RECORDS SUPPLIED:
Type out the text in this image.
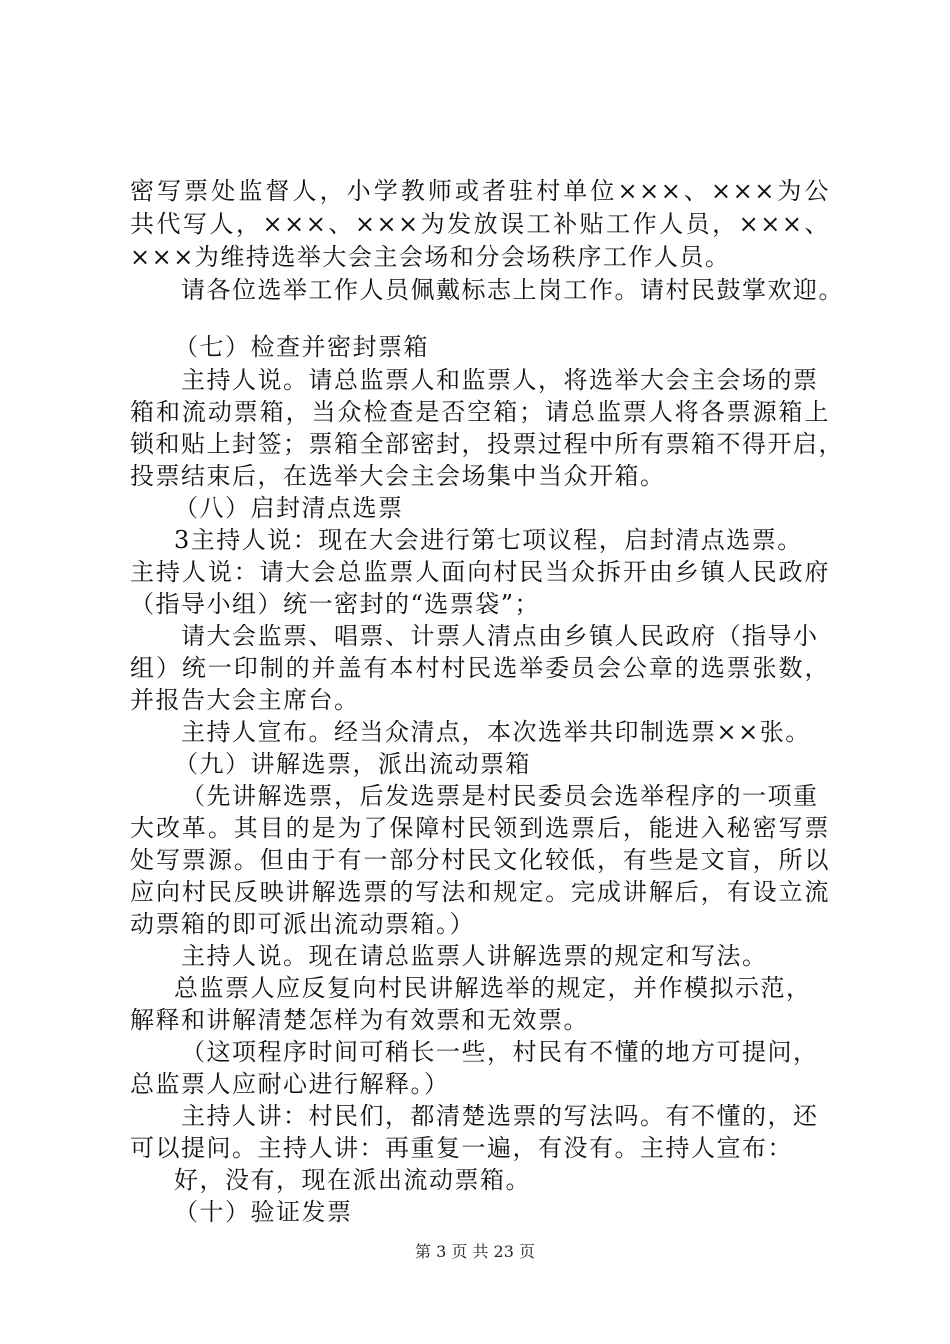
密写票处监督人，小学教师或者驻村单位×××、×××为公
共代写人，×××、×××为发放误工补贴工作人员，×××、
×××为维持选举大会主会场和分会场秩序工作人员。
请各位选举工作人员佩戴标志上岗工作。请村民鼓掌欢迎。
（七）检查并密封票箱
主持人说。请总监票人和监票人，将选举大会主会场的票
箱和流动票箱，当众检查是否空箱；请总监票人将各票源箱上
锁和贴上封签；票箱全部密封，投票过程中所有票箱不得开启，
投票结束后，在选举大会主会场集中当众开箱。
（八）启封清点选票
3主持人说：现在大会进行第七项议程，启封清点选票。
主持人说：请大会总监票人面向村民当众拆开由乡镇人民政府
（指导小组）统一密封的“选票袋”；
请大会监票、唱票、计票人清点由乡镇人民政府（指导小
组）统一印制的并盖有本村村民选举委员会公章的选票张数，
并报告大会主席台。
主持人宣布。经当众清点，本次选举共印制选票××张。
（九）讲解选票，派出流动票箱
（先讲解选票，后发选票是村民委员会选举程序的一项重
大改革。其目的是为了保障村民领到选票后，能进入秘密写票
处写票源。但由于有一部分村民文化较低，有些是文盲，所以
应向村民反映讲解选票的写法和规定。完成讲解后，有设立流
动票箱的即可派出流动票箱。）
主持人说。现在请总监票人讲解选票的规定和写法。
总监票人应反复向村民讲解选举的规定，并作模拟示范，
解释和讲解清楚怎样为有效票和无效票。
（这项程序时间可稍长一些，村民有不懂的地方可提问，
总监票人应耐心进行解释。）
主持人讲：村民们，都清楚选票的写法吗。有不懂的，还
可以提问。主持人讲：再重复一遍，有没有。主持人宣布：
好，没有，现在派出流动票箱。
（十）验证发票
第 3 页 共 23 页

OBJECTIVE: In the entries above, identify every line with the string "主持人宣布".

TASK RESULT:
主持人宣布。经当众清点，本次选举共印制选票××张。
可以提问。主持人讲：再重复一遍，有没有。主持人宣布：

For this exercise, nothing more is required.